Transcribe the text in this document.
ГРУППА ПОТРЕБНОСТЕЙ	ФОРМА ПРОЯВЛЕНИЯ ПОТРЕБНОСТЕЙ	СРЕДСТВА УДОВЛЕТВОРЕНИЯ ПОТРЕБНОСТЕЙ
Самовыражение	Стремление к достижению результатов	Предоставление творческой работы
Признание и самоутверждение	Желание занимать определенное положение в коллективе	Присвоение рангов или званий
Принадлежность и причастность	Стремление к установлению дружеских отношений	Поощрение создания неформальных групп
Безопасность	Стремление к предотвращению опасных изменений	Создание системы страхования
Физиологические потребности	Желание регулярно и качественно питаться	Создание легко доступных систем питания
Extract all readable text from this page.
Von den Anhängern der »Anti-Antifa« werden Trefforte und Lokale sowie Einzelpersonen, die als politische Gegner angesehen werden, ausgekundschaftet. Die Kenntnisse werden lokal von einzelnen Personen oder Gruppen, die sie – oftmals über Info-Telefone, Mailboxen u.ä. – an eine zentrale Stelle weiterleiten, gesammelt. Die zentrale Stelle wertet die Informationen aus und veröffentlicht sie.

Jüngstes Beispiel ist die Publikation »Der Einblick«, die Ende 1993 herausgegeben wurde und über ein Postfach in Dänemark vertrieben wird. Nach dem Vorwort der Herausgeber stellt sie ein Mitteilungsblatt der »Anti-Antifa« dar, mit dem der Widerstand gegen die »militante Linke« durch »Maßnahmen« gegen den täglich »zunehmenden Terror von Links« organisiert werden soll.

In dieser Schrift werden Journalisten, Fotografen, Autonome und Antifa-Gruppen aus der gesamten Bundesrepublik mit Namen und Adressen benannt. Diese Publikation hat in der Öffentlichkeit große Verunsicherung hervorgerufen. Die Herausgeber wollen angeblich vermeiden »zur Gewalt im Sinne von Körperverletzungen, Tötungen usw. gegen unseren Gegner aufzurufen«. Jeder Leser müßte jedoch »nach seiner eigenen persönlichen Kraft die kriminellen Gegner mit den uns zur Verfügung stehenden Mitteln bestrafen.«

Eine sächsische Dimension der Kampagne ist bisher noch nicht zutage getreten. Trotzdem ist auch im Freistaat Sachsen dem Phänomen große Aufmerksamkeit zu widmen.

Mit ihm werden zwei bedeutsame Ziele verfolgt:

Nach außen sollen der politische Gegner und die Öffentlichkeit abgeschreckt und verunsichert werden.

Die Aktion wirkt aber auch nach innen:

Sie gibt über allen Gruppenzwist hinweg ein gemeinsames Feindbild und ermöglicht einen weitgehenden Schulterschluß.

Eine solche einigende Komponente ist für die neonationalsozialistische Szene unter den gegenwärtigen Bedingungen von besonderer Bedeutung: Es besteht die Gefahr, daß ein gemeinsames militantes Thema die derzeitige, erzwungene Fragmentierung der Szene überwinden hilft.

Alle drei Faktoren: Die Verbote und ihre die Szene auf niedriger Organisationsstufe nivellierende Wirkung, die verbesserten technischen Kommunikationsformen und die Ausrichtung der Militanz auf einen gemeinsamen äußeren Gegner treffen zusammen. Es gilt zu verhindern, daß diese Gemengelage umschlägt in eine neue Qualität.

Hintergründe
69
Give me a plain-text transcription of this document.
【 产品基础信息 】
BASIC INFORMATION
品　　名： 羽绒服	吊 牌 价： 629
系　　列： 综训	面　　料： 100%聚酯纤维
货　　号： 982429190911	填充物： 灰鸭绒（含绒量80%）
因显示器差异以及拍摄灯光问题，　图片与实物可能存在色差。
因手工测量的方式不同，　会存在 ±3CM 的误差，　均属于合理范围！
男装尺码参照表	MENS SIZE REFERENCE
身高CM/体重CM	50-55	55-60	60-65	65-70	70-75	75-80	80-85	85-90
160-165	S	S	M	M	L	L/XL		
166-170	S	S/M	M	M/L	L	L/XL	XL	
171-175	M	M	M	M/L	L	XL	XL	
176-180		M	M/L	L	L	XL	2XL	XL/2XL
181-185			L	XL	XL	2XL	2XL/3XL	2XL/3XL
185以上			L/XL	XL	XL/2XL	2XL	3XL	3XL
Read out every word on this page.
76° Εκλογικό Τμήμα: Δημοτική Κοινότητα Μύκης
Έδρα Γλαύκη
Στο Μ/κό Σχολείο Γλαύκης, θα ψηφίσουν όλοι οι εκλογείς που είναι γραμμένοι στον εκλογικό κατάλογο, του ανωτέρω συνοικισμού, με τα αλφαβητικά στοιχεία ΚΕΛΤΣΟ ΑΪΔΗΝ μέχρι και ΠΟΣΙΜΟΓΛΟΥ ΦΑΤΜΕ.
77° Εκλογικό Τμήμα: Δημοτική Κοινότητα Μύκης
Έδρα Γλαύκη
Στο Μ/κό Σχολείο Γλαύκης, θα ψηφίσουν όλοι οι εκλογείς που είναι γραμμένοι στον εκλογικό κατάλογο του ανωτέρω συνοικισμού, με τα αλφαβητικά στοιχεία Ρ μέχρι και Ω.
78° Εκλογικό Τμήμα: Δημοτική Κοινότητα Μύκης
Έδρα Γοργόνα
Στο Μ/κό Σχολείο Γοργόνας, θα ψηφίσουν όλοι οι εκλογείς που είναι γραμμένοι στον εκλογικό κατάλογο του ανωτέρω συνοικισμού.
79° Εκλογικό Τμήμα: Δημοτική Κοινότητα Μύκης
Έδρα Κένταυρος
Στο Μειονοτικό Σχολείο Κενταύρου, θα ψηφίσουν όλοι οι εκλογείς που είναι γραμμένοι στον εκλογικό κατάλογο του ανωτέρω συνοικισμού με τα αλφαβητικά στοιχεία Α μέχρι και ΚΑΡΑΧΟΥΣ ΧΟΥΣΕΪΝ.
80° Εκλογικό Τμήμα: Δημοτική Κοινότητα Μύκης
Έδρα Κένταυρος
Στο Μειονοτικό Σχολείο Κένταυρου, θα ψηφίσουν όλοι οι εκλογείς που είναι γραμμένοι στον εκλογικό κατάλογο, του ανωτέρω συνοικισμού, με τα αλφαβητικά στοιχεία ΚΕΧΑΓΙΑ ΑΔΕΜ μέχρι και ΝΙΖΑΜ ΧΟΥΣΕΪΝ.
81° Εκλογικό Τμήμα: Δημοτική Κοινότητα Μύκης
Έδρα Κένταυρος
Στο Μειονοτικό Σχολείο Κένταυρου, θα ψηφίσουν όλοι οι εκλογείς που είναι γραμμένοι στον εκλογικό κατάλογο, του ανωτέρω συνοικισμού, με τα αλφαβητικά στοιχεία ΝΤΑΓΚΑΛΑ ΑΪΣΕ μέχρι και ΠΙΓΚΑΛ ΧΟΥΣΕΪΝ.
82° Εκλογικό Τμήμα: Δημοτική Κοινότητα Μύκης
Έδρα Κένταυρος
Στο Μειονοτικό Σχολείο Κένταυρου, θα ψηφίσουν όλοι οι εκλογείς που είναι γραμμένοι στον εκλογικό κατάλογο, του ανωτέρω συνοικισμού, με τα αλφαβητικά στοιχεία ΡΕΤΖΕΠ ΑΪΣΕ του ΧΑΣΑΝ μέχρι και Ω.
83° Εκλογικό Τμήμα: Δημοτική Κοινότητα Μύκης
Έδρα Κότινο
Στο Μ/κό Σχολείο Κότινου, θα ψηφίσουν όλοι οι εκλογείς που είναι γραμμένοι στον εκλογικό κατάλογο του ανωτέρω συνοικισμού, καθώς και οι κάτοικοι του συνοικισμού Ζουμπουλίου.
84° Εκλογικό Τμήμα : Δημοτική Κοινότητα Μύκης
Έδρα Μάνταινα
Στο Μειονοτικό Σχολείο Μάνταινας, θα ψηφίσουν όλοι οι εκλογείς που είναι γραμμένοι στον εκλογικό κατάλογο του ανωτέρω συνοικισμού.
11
------------------------------------
EXERCISE TASK =>
Copy out every entry again, exactly as it was given.

SOLUTION TO THIS PROBLEM =>
Transcribe the text in this document.
ГРУППА ПОТРЕБНОСТЕЙ	ФОРМА ПРОЯВЛЕНИЯ ПОТРЕБНОСТЕЙ	СРЕДСТВА УДОВЛЕТВОРЕНИЯ ПОТРЕБНОСТЕЙ
Самовыражение	Стремление к достижению результатов	Предоставление творческой работы
Признание и самоутверждение	Желание занимать определенное положение в коллективе	Присвоение рангов или званий
Принадлежность и причастность	Стремление к установлению дружеских отношений	Поощрение создания неформальных групп
Безопасность	Стремление к предотвращению опасных изменений	Создание системы страхования
Физиологические потребности	Желание регулярно и качественно питаться	Создание легко доступных систем питания
Extract all readable text from this page.
Von den Anhängern der »Anti-Antifa« werden Trefforte und Lokale sowie Einzelpersonen, die als politische Gegner angesehen werden, ausgekundschaftet. Die Kenntnisse werden lokal von einzelnen Personen oder Gruppen, die sie – oftmals über Info-Telefone, Mailboxen u.ä. – an eine zentrale Stelle weiterleiten, gesammelt. Die zentrale Stelle wertet die Informationen aus und veröffentlicht sie.

Jüngstes Beispiel ist die Publikation »Der Einblick«, die Ende 1993 herausgegeben wurde und über ein Postfach in Dänemark vertrieben wird. Nach dem Vorwort der Herausgeber stellt sie ein Mitteilungsblatt der »Anti-Antifa« dar, mit dem der Widerstand gegen die »militante Linke« durch »Maßnahmen« gegen den täglich »zunehmenden Terror von Links« organisiert werden soll.

In dieser Schrift werden Journalisten, Fotografen, Autonome und Antifa-Gruppen aus der gesamten Bundesrepublik mit Namen und Adressen benannt. Diese Publikation hat in der Öffentlichkeit große Verunsicherung hervorgerufen. Die Herausgeber wollen angeblich vermeiden »zur Gewalt im Sinne von Körperverletzungen, Tötungen usw. gegen unseren Gegner aufzurufen«. Jeder Leser müßte jedoch »nach seiner eigenen persönlichen Kraft die kriminellen Gegner mit den uns zur Verfügung stehenden Mitteln bestrafen.«

Eine sächsische Dimension der Kampagne ist bisher noch nicht zutage getreten. Trotzdem ist auch im Freistaat Sachsen dem Phänomen große Aufmerksamkeit zu widmen.

Mit ihm werden zwei bedeutsame Ziele verfolgt:

Nach außen sollen der politische Gegner und die Öffentlichkeit abgeschreckt und verunsichert werden.

Die Aktion wirkt aber auch nach innen:

Sie gibt über allen Gruppenzwist hinweg ein gemeinsames Feindbild und ermöglicht einen weitgehenden Schulterschluß.

Eine solche einigende Komponente ist für die neonationalsozialistische Szene unter den gegenwärtigen Bedingungen von besonderer Bedeutung: Es besteht die Gefahr, daß ein gemeinsames militantes Thema die derzeitige, erzwungene Fragmentierung der Szene überwinden hilft.

Alle drei Faktoren: Die Verbote und ihre die Szene auf niedriger Organisationsstufe nivellierende Wirkung, die verbesserten technischen Kommunikationsformen und die Ausrichtung der Militanz auf einen gemeinsamen äußeren Gegner treffen zusammen. Es gilt zu verhindern, daß diese Gemengelage umschlägt in eine neue Qualität.

Hintergründe
69
Give me a plain-text transcription of this document.
【 产品基础信息 】
BASIC INFORMATION
品　　名： 羽绒服	吊 牌 价： 629
系　　列： 综训	面　　料： 100%聚酯纤维
货　　号： 982429190911	填充物： 灰鸭绒（含绒量80%）
因显示器差异以及拍摄灯光问题，　图片与实物可能存在色差。
因手工测量的方式不同，　会存在 ±3CM 的误差，　均属于合理范围！
男装尺码参照表	MENS SIZE REFERENCE
身高CM/体重CM	50-55	55-60	60-65	65-70	70-75	75-80	80-85	85-90
160-165	S	S	M	M	L	L/XL		
166-170	S	S/M	M	M/L	L	L/XL	XL	
171-175	M	M	M	M/L	L	XL	XL	
176-180		M	M/L	L	L	XL	2XL	XL/2XL
181-185			L	XL	XL	2XL	2XL/3XL	2XL/3XL
185以上			L/XL	XL	XL/2XL	2XL	3XL	3XL
Read out every word on this page.
76° Εκλογικό Τμήμα: Δημοτική Κοινότητα Μύκης
Έδρα Γλαύκη
Στο Μ/κό Σχολείο Γλαύκης, θα ψηφίσουν όλοι οι εκλογείς που είναι γραμμένοι στον εκλογικό κατάλογο, του ανωτέρω συνοικισμού, με τα αλφαβητικά στοιχεία ΚΕΛΤΣΟ ΑΪΔΗΝ μέχρι και ΠΟΣΙΜΟΓΛΟΥ ΦΑΤΜΕ.
77° Εκλογικό Τμήμα: Δημοτική Κοινότητα Μύκης
Έδρα Γλαύκη
Στο Μ/κό Σχολείο Γλαύκης, θα ψηφίσουν όλοι οι εκλογείς που είναι γραμμένοι στον εκλογικό κατάλογο του ανωτέρω συνοικισμού, με τα αλφαβητικά στοιχεία Ρ μέχρι και Ω.
78° Εκλογικό Τμήμα: Δημοτική Κοινότητα Μύκης
Έδρα Γοργόνα
Στο Μ/κό Σχολείο Γοργόνας, θα ψηφίσουν όλοι οι εκλογείς που είναι γραμμένοι στον εκλογικό κατάλογο του ανωτέρω συνοικισμού.
79° Εκλογικό Τμήμα: Δημοτική Κοινότητα Μύκης
Έδρα Κένταυρος
Στο Μειονοτικό Σχολείο Κενταύρου, θα ψηφίσουν όλοι οι εκλογείς που είναι γραμμένοι στον εκλογικό κατάλογο του ανωτέρω συνοικισμού με τα αλφαβητικά στοιχεία Α μέχρι και ΚΑΡΑΧΟΥΣ ΧΟΥΣΕΪΝ.
80° Εκλογικό Τμήμα: Δημοτική Κοινότητα Μύκης
Έδρα Κένταυρος
Στο Μειονοτικό Σχολείο Κένταυρου, θα ψηφίσουν όλοι οι εκλογείς που είναι γραμμένοι στον εκλογικό κατάλογο, του ανωτέρω συνοικισμού, με τα αλφαβητικά στοιχεία ΚΕΧΑΓΙΑ ΑΔΕΜ μέχρι και ΝΙΖΑΜ ΧΟΥΣΕΪΝ.
81° Εκλογικό Τμήμα: Δημοτική Κοινότητα Μύκης
Έδρα Κένταυρος
Στο Μειονοτικό Σχολείο Κένταυρου, θα ψηφίσουν όλοι οι εκλογείς που είναι γραμμένοι στον εκλογικό κατάλογο, του ανωτέρω συνοικισμού, με τα αλφαβητικά στοιχεία ΝΤΑΓΚΑΛΑ ΑΪΣΕ μέχρι και ΠΙΓΚΑΛ ΧΟΥΣΕΪΝ.
82° Εκλογικό Τμήμα: Δημοτική Κοινότητα Μύκης
Έδρα Κένταυρος
Στο Μειονοτικό Σχολείο Κένταυρου, θα ψηφίσουν όλοι οι εκλογείς που είναι γραμμένοι στον εκλογικό κατάλογο, του ανωτέρω συνοικισμού, με τα αλφαβητικά στοιχεία ΡΕΤΖΕΠ ΑΪΣΕ του ΧΑΣΑΝ μέχρι και Ω.
83° Εκλογικό Τμήμα: Δημοτική Κοινότητα Μύκης
Έδρα Κότινο
Στο Μ/κό Σχολείο Κότινου, θα ψηφίσουν όλοι οι εκλογείς που είναι γραμμένοι στον εκλογικό κατάλογο του ανωτέρω συνοικισμού, καθώς και οι κάτοικοι του συνοικισμού Ζουμπουλίου.
84° Εκλογικό Τμήμα : Δημοτική Κοινότητα Μύκης
Έδρα Μάνταινα
Στο Μειονοτικό Σχολείο Μάνταινας, θα ψηφίσουν όλοι οι εκλογείς που είναι γραμμένοι στον εκλογικό κατάλογο του ανωτέρω συνοικισμού.
11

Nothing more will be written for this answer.